— start DATASET ENTRIES —

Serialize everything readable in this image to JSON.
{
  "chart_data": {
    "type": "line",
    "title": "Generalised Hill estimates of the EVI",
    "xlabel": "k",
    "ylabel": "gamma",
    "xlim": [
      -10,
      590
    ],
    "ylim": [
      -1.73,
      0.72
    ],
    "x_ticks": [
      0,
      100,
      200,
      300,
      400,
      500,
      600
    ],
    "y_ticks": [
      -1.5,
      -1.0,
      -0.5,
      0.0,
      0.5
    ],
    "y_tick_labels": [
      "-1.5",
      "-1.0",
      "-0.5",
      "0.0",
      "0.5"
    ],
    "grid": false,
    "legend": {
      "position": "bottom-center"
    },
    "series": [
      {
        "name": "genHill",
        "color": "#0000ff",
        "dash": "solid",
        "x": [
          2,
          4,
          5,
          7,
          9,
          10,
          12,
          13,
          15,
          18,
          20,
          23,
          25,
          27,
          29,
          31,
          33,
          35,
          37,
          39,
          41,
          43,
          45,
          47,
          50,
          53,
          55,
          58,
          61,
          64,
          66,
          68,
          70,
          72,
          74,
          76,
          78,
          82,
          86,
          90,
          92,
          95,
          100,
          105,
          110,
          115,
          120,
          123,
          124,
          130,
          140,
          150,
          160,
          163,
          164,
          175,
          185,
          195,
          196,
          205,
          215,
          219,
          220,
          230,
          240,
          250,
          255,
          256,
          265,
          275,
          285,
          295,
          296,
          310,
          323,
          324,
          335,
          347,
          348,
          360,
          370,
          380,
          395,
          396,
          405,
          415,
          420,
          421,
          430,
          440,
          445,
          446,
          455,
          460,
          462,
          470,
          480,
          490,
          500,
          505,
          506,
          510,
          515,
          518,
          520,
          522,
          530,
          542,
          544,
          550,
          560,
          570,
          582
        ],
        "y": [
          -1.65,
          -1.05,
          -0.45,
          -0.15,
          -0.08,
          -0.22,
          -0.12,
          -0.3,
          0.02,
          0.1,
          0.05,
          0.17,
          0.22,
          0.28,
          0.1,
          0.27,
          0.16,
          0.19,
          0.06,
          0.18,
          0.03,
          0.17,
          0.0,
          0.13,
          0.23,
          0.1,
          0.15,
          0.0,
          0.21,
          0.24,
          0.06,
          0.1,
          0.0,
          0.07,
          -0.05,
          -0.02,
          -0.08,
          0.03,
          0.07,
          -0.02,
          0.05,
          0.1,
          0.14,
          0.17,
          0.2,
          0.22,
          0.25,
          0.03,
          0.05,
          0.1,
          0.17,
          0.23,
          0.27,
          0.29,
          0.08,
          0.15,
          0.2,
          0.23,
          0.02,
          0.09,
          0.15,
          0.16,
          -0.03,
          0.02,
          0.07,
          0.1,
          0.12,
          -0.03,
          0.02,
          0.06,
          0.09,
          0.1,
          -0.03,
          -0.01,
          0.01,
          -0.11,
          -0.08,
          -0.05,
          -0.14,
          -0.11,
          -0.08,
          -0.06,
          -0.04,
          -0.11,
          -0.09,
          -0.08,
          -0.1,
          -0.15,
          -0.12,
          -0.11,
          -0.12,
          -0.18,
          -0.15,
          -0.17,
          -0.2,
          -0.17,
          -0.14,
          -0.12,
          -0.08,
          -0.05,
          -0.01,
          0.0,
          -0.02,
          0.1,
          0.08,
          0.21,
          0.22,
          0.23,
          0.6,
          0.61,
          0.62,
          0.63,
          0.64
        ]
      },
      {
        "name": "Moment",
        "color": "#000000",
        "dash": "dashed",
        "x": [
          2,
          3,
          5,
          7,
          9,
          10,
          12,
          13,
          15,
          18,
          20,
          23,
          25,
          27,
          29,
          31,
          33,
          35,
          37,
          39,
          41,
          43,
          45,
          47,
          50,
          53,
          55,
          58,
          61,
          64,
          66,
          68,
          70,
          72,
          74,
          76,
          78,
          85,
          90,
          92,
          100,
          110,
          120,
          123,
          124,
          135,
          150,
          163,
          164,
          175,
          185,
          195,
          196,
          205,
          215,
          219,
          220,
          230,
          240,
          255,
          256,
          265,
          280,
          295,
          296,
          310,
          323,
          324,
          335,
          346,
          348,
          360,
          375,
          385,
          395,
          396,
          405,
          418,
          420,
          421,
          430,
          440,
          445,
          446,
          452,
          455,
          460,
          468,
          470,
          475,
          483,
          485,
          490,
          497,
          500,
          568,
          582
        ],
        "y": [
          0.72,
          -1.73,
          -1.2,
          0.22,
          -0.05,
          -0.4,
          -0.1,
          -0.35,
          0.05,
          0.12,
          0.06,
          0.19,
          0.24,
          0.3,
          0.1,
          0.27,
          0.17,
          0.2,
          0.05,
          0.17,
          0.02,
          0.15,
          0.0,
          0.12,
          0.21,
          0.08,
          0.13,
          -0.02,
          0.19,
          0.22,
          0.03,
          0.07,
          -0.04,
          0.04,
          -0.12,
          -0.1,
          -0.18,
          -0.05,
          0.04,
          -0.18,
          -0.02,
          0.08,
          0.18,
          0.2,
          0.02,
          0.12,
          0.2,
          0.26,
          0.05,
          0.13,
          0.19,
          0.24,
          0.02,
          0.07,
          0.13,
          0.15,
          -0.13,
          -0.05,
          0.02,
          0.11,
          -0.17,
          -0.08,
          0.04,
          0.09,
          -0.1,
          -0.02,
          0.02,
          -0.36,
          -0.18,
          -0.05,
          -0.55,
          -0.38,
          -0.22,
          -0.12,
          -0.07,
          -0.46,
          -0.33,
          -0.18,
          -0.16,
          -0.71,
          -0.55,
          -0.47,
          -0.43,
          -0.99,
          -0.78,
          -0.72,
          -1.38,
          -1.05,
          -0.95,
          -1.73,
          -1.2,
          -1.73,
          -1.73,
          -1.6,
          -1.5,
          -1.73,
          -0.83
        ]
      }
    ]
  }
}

— end DATASET ENTRIES —

**DIRECTIONS**
Transcribe the records above exactly as they appear.

**EXERCISE RESPONSE**
Serialize everything readable in this image to JSON.
{
  "chart_data": {
    "type": "line",
    "title": "Generalised Hill estimates of the EVI",
    "xlabel": "k",
    "ylabel": "gamma",
    "xlim": [
      -10,
      590
    ],
    "ylim": [
      -1.73,
      0.72
    ],
    "x_ticks": [
      0,
      100,
      200,
      300,
      400,
      500,
      600
    ],
    "y_ticks": [
      -1.5,
      -1.0,
      -0.5,
      0.0,
      0.5
    ],
    "y_tick_labels": [
      "-1.5",
      "-1.0",
      "-0.5",
      "0.0",
      "0.5"
    ],
    "grid": false,
    "legend": {
      "position": "bottom-center"
    },
    "series": [
      {
        "name": "genHill",
        "color": "#0000ff",
        "dash": "solid",
        "x": [
          2,
          4,
          5,
          7,
          9,
          10,
          12,
          13,
          15,
          18,
          20,
          23,
          25,
          27,
          29,
          31,
          33,
          35,
          37,
          39,
          41,
          43,
          45,
          47,
          50,
          53,
          55,
          58,
          61,
          64,
          66,
          68,
          70,
          72,
          74,
          76,
          78,
          82,
          86,
          90,
          92,
          95,
          100,
          105,
          110,
          115,
          120,
          123,
          124,
          130,
          140,
          150,
          160,
          163,
          164,
          175,
          185,
          195,
          196,
          205,
          215,
          219,
          220,
          230,
          240,
          250,
          255,
          256,
          265,
          275,
          285,
          295,
          296,
          310,
          323,
          324,
          335,
          347,
          348,
          360,
          370,
          380,
          395,
          396,
          405,
          415,
          420,
          421,
          430,
          440,
          445,
          446,
          455,
          460,
          462,
          470,
          480,
          490,
          500,
          505,
          506,
          510,
          515,
          518,
          520,
          522,
          530,
          542,
          544,
          550,
          560,
          570,
          582
        ],
        "y": [
          -1.65,
          -1.05,
          -0.45,
          -0.15,
          -0.08,
          -0.22,
          -0.12,
          -0.3,
          0.02,
          0.1,
          0.05,
          0.17,
          0.22,
          0.28,
          0.1,
          0.27,
          0.16,
          0.19,
          0.06,
          0.18,
          0.03,
          0.17,
          0.0,
          0.13,
          0.23,
          0.1,
          0.15,
          0.0,
          0.21,
          0.24,
          0.06,
          0.1,
          0.0,
          0.07,
          -0.05,
          -0.02,
          -0.08,
          0.03,
          0.07,
          -0.02,
          0.05,
          0.1,
          0.14,
          0.17,
          0.2,
          0.22,
          0.25,
          0.03,
          0.05,
          0.1,
          0.17,
          0.23,
          0.27,
          0.29,
          0.08,
          0.15,
          0.2,
          0.23,
          0.02,
          0.09,
          0.15,
          0.16,
          -0.03,
          0.02,
          0.07,
          0.1,
          0.12,
          -0.03,
          0.02,
          0.06,
          0.09,
          0.1,
          -0.03,
          -0.01,
          0.01,
          -0.11,
          -0.08,
          -0.05,
          -0.14,
          -0.11,
          -0.08,
          -0.06,
          -0.04,
          -0.11,
          -0.09,
          -0.08,
          -0.1,
          -0.15,
          -0.12,
          -0.11,
          -0.12,
          -0.18,
          -0.15,
          -0.17,
          -0.2,
          -0.17,
          -0.14,
          -0.12,
          -0.08,
          -0.05,
          -0.01,
          0.0,
          -0.02,
          0.1,
          0.08,
          0.21,
          0.22,
          0.23,
          0.6,
          0.61,
          0.62,
          0.63,
          0.64
        ]
      },
      {
        "name": "Moment",
        "color": "#000000",
        "dash": "dashed",
        "x": [
          2,
          3,
          5,
          7,
          9,
          10,
          12,
          13,
          15,
          18,
          20,
          23,
          25,
          27,
          29,
          31,
          33,
          35,
          37,
          39,
          41,
          43,
          45,
          47,
          50,
          53,
          55,
          58,
          61,
          64,
          66,
          68,
          70,
          72,
          74,
          76,
          78,
          85,
          90,
          92,
          100,
          110,
          120,
          123,
          124,
          135,
          150,
          163,
          164,
          175,
          185,
          195,
          196,
          205,
          215,
          219,
          220,
          230,
          240,
          255,
          256,
          265,
          280,
          295,
          296,
          310,
          323,
          324,
          335,
          346,
          348,
          360,
          375,
          385,
          395,
          396,
          405,
          418,
          420,
          421,
          430,
          440,
          445,
          446,
          452,
          455,
          460,
          468,
          470,
          475,
          483,
          485,
          490,
          497,
          500,
          568,
          582
        ],
        "y": [
          0.72,
          -1.73,
          -1.2,
          0.22,
          -0.05,
          -0.4,
          -0.1,
          -0.35,
          0.05,
          0.12,
          0.06,
          0.19,
          0.24,
          0.3,
          0.1,
          0.27,
          0.17,
          0.2,
          0.05,
          0.17,
          0.02,
          0.15,
          0.0,
          0.12,
          0.21,
          0.08,
          0.13,
          -0.02,
          0.19,
          0.22,
          0.03,
          0.07,
          -0.04,
          0.04,
          -0.12,
          -0.1,
          -0.18,
          -0.05,
          0.04,
          -0.18,
          -0.02,
          0.08,
          0.18,
          0.2,
          0.02,
          0.12,
          0.2,
          0.26,
          0.05,
          0.13,
          0.19,
          0.24,
          0.02,
          0.07,
          0.13,
          0.15,
          -0.13,
          -0.05,
          0.02,
          0.11,
          -0.17,
          -0.08,
          0.04,
          0.09,
          -0.1,
          -0.02,
          0.02,
          -0.36,
          -0.18,
          -0.05,
          -0.55,
          -0.38,
          -0.22,
          -0.12,
          -0.07,
          -0.46,
          -0.33,
          -0.18,
          -0.16,
          -0.71,
          -0.55,
          -0.47,
          -0.43,
          -0.99,
          -0.78,
          -0.72,
          -1.38,
          -1.05,
          -0.95,
          -1.73,
          -1.2,
          -1.73,
          -1.73,
          -1.6,
          -1.5,
          -1.73,
          -0.83
        ]
      }
    ]
  }
}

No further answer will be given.